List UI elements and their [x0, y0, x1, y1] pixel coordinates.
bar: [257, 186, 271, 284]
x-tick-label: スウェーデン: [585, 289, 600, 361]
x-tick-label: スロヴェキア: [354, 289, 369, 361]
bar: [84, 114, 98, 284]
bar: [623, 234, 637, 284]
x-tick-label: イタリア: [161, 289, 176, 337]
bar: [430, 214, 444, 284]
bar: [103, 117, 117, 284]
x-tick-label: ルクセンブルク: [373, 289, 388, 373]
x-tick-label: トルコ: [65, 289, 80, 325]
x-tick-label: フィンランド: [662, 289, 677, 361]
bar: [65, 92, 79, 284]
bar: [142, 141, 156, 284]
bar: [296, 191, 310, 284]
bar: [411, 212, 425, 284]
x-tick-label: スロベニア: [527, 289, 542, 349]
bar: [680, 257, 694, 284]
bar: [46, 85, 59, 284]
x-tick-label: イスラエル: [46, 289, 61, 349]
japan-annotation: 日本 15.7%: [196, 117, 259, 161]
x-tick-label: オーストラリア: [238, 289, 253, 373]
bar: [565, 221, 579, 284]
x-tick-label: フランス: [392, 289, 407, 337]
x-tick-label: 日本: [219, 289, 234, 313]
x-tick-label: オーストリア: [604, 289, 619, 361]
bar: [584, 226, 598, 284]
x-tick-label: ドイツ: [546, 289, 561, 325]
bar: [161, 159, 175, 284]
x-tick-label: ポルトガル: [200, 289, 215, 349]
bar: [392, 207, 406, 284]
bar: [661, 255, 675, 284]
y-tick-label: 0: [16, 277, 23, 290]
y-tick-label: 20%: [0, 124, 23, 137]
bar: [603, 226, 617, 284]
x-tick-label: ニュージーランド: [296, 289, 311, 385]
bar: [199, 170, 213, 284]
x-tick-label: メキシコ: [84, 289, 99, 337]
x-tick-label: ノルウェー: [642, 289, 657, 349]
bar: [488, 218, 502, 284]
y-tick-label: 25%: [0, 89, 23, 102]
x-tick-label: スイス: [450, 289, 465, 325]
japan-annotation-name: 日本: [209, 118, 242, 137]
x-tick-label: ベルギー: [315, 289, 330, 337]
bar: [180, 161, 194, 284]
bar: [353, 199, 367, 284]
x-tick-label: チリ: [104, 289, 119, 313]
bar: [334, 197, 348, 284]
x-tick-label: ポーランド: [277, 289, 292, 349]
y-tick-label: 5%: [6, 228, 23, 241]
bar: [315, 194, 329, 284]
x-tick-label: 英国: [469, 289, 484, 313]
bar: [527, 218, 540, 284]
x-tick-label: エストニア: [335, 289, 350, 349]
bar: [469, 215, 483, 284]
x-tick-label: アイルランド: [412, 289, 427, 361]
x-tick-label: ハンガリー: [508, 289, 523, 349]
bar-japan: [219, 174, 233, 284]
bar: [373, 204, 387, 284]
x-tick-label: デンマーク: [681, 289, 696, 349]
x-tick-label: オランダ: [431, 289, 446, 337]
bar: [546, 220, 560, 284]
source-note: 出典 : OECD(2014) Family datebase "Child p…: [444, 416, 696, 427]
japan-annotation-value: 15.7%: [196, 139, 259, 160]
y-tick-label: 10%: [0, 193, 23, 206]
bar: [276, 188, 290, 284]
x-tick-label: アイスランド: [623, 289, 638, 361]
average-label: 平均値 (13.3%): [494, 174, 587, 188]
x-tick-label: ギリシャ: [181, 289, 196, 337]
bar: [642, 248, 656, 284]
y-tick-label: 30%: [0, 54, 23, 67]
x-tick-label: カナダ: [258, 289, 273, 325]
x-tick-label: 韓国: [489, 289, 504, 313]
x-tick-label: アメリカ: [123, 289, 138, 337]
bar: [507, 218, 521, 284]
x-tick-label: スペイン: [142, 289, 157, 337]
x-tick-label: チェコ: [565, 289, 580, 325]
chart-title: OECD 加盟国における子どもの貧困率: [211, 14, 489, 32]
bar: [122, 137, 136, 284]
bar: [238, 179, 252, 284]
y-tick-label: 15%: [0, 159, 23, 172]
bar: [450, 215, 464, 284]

******

→ WHAT IS NEEDED
Update these lines so that every "x-tick-label" becomes "country-label", with nothing else changed.

→ THE ANSWER
List UI elements and their [x0, y0, x1, y1] pixel coordinates.
bar: [257, 186, 271, 284]
country-label: スウェーデン: [585, 289, 600, 361]
country-label: スロヴェキア: [354, 289, 369, 361]
bar: [84, 114, 98, 284]
bar: [623, 234, 637, 284]
country-label: イタリア: [161, 289, 176, 337]
bar: [430, 214, 444, 284]
bar: [103, 117, 117, 284]
country-label: ルクセンブルク: [373, 289, 388, 373]
country-label: トルコ: [65, 289, 80, 325]
country-label: フィンランド: [662, 289, 677, 361]
bar: [65, 92, 79, 284]
bar: [142, 141, 156, 284]
bar: [296, 191, 310, 284]
bar: [411, 212, 425, 284]
country-label: スロベニア: [527, 289, 542, 349]
bar: [680, 257, 694, 284]
bar: [46, 85, 59, 284]
country-label: イスラエル: [46, 289, 61, 349]
japan-annotation: 日本 15.7%: [196, 117, 259, 161]
country-label: オーストラリア: [238, 289, 253, 373]
bar: [565, 221, 579, 284]
country-label: フランス: [392, 289, 407, 337]
country-label: 日本: [219, 289, 234, 313]
country-label: オーストリア: [604, 289, 619, 361]
bar: [584, 226, 598, 284]
country-label: ドイツ: [546, 289, 561, 325]
bar: [161, 159, 175, 284]
country-label: ポルトガル: [200, 289, 215, 349]
bar: [392, 207, 406, 284]
bar: [661, 255, 675, 284]
y-tick-label: 0: [16, 277, 23, 290]
y-tick-label: 20%: [0, 124, 23, 137]
bar: [603, 226, 617, 284]
country-label: ニュージーランド: [296, 289, 311, 385]
bar: [199, 170, 213, 284]
country-label: メキシコ: [84, 289, 99, 337]
country-label: ノルウェー: [642, 289, 657, 349]
bar: [488, 218, 502, 284]
y-tick-label: 25%: [0, 89, 23, 102]
country-label: スイス: [450, 289, 465, 325]
japan-annotation-name: 日本: [209, 118, 242, 137]
country-label: ベルギー: [315, 289, 330, 337]
bar: [180, 161, 194, 284]
bar: [353, 199, 367, 284]
country-label: チリ: [104, 289, 119, 313]
bar: [334, 197, 348, 284]
country-label: ポーランド: [277, 289, 292, 349]
y-tick-label: 5%: [6, 228, 23, 241]
bar: [315, 194, 329, 284]
country-label: 英国: [469, 289, 484, 313]
bar: [527, 218, 540, 284]
country-label: エストニア: [335, 289, 350, 349]
bar: [469, 215, 483, 284]
country-label: アイルランド: [412, 289, 427, 361]
country-label: ハンガリー: [508, 289, 523, 349]
bar-japan: [219, 174, 233, 284]
bar: [373, 204, 387, 284]
country-label: デンマーク: [681, 289, 696, 349]
country-label: オランダ: [431, 289, 446, 337]
bar: [546, 220, 560, 284]
source-note: 出典 : OECD(2014) Family datebase "Child p…: [444, 416, 696, 427]
japan-annotation-value: 15.7%: [196, 139, 259, 160]
y-tick-label: 10%: [0, 193, 23, 206]
bar: [276, 188, 290, 284]
country-label: アイスランド: [623, 289, 638, 361]
average-label: 平均値 (13.3%): [494, 174, 587, 188]
country-label: ギリシャ: [181, 289, 196, 337]
bar: [642, 248, 656, 284]
y-tick-label: 30%: [0, 54, 23, 67]
country-label: カナダ: [258, 289, 273, 325]
country-label: 韓国: [489, 289, 504, 313]
country-label: アメリカ: [123, 289, 138, 337]
bar: [507, 218, 521, 284]
country-label: スペイン: [142, 289, 157, 337]
country-label: チェコ: [565, 289, 580, 325]
chart-title: OECD 加盟国における子どもの貧困率: [211, 14, 489, 32]
bar: [122, 137, 136, 284]
bar: [238, 179, 252, 284]
y-tick-label: 15%: [0, 159, 23, 172]
bar: [450, 215, 464, 284]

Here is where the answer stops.